• What is required: Scan the entries below. List each line with "mean".

** begin **

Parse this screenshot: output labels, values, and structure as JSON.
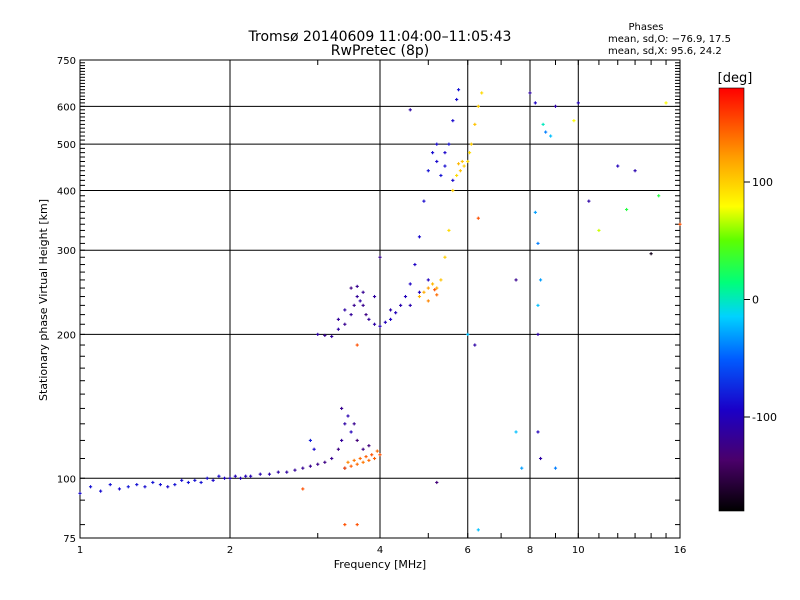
{
  "chart_data": {
    "type": "scatter",
    "title": "Tromsø 20140609 11:04:00–11:05:43",
    "subtitle": "RwPretec (8p)",
    "xlabel": "Frequency [MHz]",
    "ylabel": "Stationary phase Virtual Height [km]",
    "x_scale": "log",
    "y_scale": "log",
    "xlim": [
      1,
      16
    ],
    "ylim": [
      75,
      750
    ],
    "x_ticks": [
      1,
      2,
      4,
      6,
      8,
      10,
      16
    ],
    "x_tick_labels": [
      "1",
      "2",
      "4",
      "6",
      "8",
      "10",
      "16"
    ],
    "y_ticks": [
      75,
      100,
      200,
      300,
      400,
      500,
      600,
      750
    ],
    "y_tick_labels": [
      "75",
      "100",
      "200",
      "300",
      "400",
      "500",
      "600",
      "750"
    ],
    "grid": true,
    "info": {
      "heading": "Phases",
      "line_o": "mean, sd,O: −76.9, 17.5",
      "line_x": "mean, sd,X:  95.6, 24.2"
    },
    "colorbar": {
      "title": "[deg]",
      "range": [
        -180,
        180
      ],
      "ticks": [
        100,
        0,
        -100
      ],
      "tick_labels": [
        "100",
        "0",
        "-100"
      ],
      "colormap": "rainbow"
    },
    "series": [
      {
        "points": [
          [
            1.0,
            93,
            -90
          ],
          [
            1.05,
            96,
            -85
          ],
          [
            1.1,
            94,
            -88
          ],
          [
            1.15,
            97,
            -85
          ],
          [
            1.2,
            95,
            -90
          ],
          [
            1.25,
            96,
            -82
          ],
          [
            1.3,
            97,
            -85
          ],
          [
            1.35,
            96,
            -88
          ],
          [
            1.4,
            98,
            -84
          ],
          [
            1.45,
            97,
            -86
          ],
          [
            1.5,
            96,
            -90
          ],
          [
            1.55,
            97,
            -85
          ],
          [
            1.6,
            99,
            -88
          ],
          [
            1.65,
            98,
            -84
          ],
          [
            1.7,
            99,
            -86
          ],
          [
            1.75,
            98,
            -85
          ],
          [
            1.8,
            100,
            -88
          ],
          [
            1.85,
            99,
            -92
          ],
          [
            1.9,
            101,
            -90
          ],
          [
            1.95,
            100,
            -95
          ],
          [
            2.0,
            100,
            -98
          ],
          [
            2.05,
            101,
            -100
          ],
          [
            2.1,
            100,
            -102
          ],
          [
            2.15,
            101,
            -100
          ],
          [
            2.2,
            101,
            -103
          ],
          [
            2.3,
            102,
            -105
          ],
          [
            2.4,
            102,
            -108
          ],
          [
            2.5,
            103,
            -110
          ],
          [
            2.6,
            103,
            -112
          ],
          [
            2.7,
            104,
            -115
          ],
          [
            2.8,
            105,
            -118
          ],
          [
            2.9,
            106,
            -120
          ],
          [
            3.0,
            107,
            -122
          ],
          [
            3.1,
            108,
            -125
          ],
          [
            3.2,
            110,
            -120
          ],
          [
            3.3,
            115,
            -125
          ],
          [
            3.35,
            120,
            -115
          ],
          [
            3.4,
            130,
            -110
          ],
          [
            3.45,
            135,
            -105
          ],
          [
            3.5,
            125,
            -100
          ],
          [
            2.9,
            120,
            -80
          ],
          [
            2.95,
            115,
            -90
          ],
          [
            3.6,
            120,
            -130
          ],
          [
            3.7,
            115,
            -125
          ],
          [
            3.8,
            117,
            -128
          ],
          [
            3.35,
            140,
            -120
          ],
          [
            3.55,
            130,
            -120
          ],
          [
            3.4,
            105,
            -110
          ]
        ]
      },
      {
        "points": [
          [
            3.4,
            105,
            150
          ],
          [
            3.5,
            106,
            145
          ],
          [
            3.6,
            107,
            140
          ],
          [
            3.7,
            108,
            135
          ],
          [
            3.8,
            109,
            140
          ],
          [
            3.9,
            110,
            145
          ],
          [
            4.0,
            112,
            150
          ],
          [
            3.45,
            108,
            130
          ],
          [
            3.55,
            109,
            135
          ],
          [
            3.65,
            110,
            140
          ],
          [
            3.75,
            111,
            145
          ],
          [
            3.85,
            112,
            150
          ],
          [
            3.95,
            114,
            140
          ]
        ]
      },
      {
        "points": [
          [
            3.0,
            200,
            -110
          ],
          [
            3.1,
            199,
            -120
          ],
          [
            3.2,
            198,
            -115
          ],
          [
            3.3,
            205,
            -110
          ],
          [
            3.4,
            210,
            -120
          ],
          [
            3.5,
            220,
            -115
          ],
          [
            3.55,
            230,
            -120
          ],
          [
            3.6,
            240,
            -115
          ],
          [
            3.65,
            235,
            -110
          ],
          [
            3.7,
            230,
            -120
          ],
          [
            3.75,
            220,
            -125
          ],
          [
            3.8,
            215,
            -115
          ],
          [
            3.9,
            210,
            -110
          ],
          [
            4.0,
            208,
            -105
          ],
          [
            4.1,
            212,
            -100
          ],
          [
            4.2,
            215,
            -95
          ],
          [
            4.3,
            222,
            -100
          ],
          [
            4.4,
            230,
            -105
          ],
          [
            4.5,
            240,
            -100
          ],
          [
            4.6,
            255,
            -95
          ],
          [
            4.7,
            280,
            -95
          ],
          [
            4.8,
            320,
            -90
          ],
          [
            4.9,
            380,
            -90
          ],
          [
            5.0,
            440,
            -85
          ],
          [
            5.1,
            480,
            -88
          ],
          [
            5.2,
            460,
            -90
          ],
          [
            5.3,
            430,
            -85
          ],
          [
            5.4,
            450,
            -88
          ],
          [
            5.5,
            500,
            -85
          ],
          [
            5.6,
            560,
            -90
          ],
          [
            5.7,
            620,
            -88
          ],
          [
            5.75,
            650,
            -85
          ],
          [
            3.5,
            250,
            -125
          ],
          [
            3.6,
            252,
            -120
          ],
          [
            3.7,
            245,
            -118
          ],
          [
            4.0,
            290,
            -120
          ],
          [
            3.9,
            240,
            -112
          ],
          [
            4.2,
            225,
            -108
          ],
          [
            4.6,
            230,
            -105
          ],
          [
            4.8,
            245,
            -100
          ],
          [
            5.0,
            260,
            -98
          ],
          [
            3.3,
            215,
            -115
          ],
          [
            3.4,
            225,
            -110
          ],
          [
            5.6,
            420,
            -90
          ],
          [
            5.4,
            480,
            -92
          ],
          [
            5.2,
            500,
            -90
          ]
        ]
      },
      {
        "points": [
          [
            4.8,
            240,
            110
          ],
          [
            4.9,
            245,
            115
          ],
          [
            5.0,
            250,
            120
          ],
          [
            5.1,
            255,
            110
          ],
          [
            5.2,
            250,
            115
          ],
          [
            5.3,
            260,
            105
          ],
          [
            5.4,
            290,
            100
          ],
          [
            5.5,
            330,
            95
          ],
          [
            5.6,
            400,
            100
          ],
          [
            5.7,
            430,
            95
          ],
          [
            5.8,
            440,
            105
          ],
          [
            5.9,
            450,
            100
          ],
          [
            6.0,
            460,
            95
          ],
          [
            6.1,
            500,
            100
          ],
          [
            6.2,
            550,
            105
          ],
          [
            6.3,
            600,
            100
          ],
          [
            6.4,
            640,
            95
          ],
          [
            5.75,
            455,
            110
          ],
          [
            5.85,
            460,
            105
          ],
          [
            6.05,
            480,
            95
          ],
          [
            5.2,
            242,
            140
          ],
          [
            5.0,
            235,
            130
          ],
          [
            5.15,
            248,
            150
          ]
        ]
      },
      {
        "points": [
          [
            8.0,
            640,
            -110
          ],
          [
            8.2,
            610,
            -95
          ],
          [
            8.5,
            550,
            0
          ],
          [
            8.6,
            530,
            -40
          ],
          [
            8.8,
            520,
            -20
          ],
          [
            9.0,
            600,
            -110
          ],
          [
            9.8,
            560,
            80
          ],
          [
            10.0,
            610,
            -100
          ],
          [
            10.5,
            380,
            -110
          ],
          [
            12.0,
            450,
            -100
          ],
          [
            13.0,
            440,
            -105
          ],
          [
            14.5,
            390,
            30
          ],
          [
            16.0,
            340,
            150
          ],
          [
            14.0,
            295,
            -170
          ],
          [
            11.0,
            330,
            70
          ],
          [
            8.2,
            360,
            -30
          ],
          [
            8.3,
            310,
            -40
          ],
          [
            8.4,
            260,
            -30
          ],
          [
            8.3,
            230,
            -20
          ],
          [
            8.3,
            200,
            -110
          ],
          [
            8.3,
            125,
            -100
          ],
          [
            8.4,
            110,
            -110
          ],
          [
            9.0,
            105,
            -40
          ],
          [
            7.5,
            260,
            -120
          ],
          [
            7.5,
            125,
            -20
          ],
          [
            7.7,
            105,
            -30
          ],
          [
            6.3,
            350,
            150
          ],
          [
            6.0,
            200,
            -20
          ],
          [
            6.2,
            190,
            -110
          ],
          [
            6.3,
            78,
            -20
          ],
          [
            2.8,
            95,
            150
          ],
          [
            3.4,
            80,
            150
          ],
          [
            3.6,
            80,
            150
          ],
          [
            5.2,
            98,
            -130
          ],
          [
            3.6,
            190,
            150
          ],
          [
            4.6,
            590,
            -110
          ],
          [
            12.5,
            365,
            30
          ],
          [
            15.0,
            610,
            80
          ]
        ]
      }
    ]
  }
}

** end **

• The reply:
      "line_o": "mean, sd,O: −76.9, 17.5",
      "line_x": "mean, sd,X:  95.6, 24.2"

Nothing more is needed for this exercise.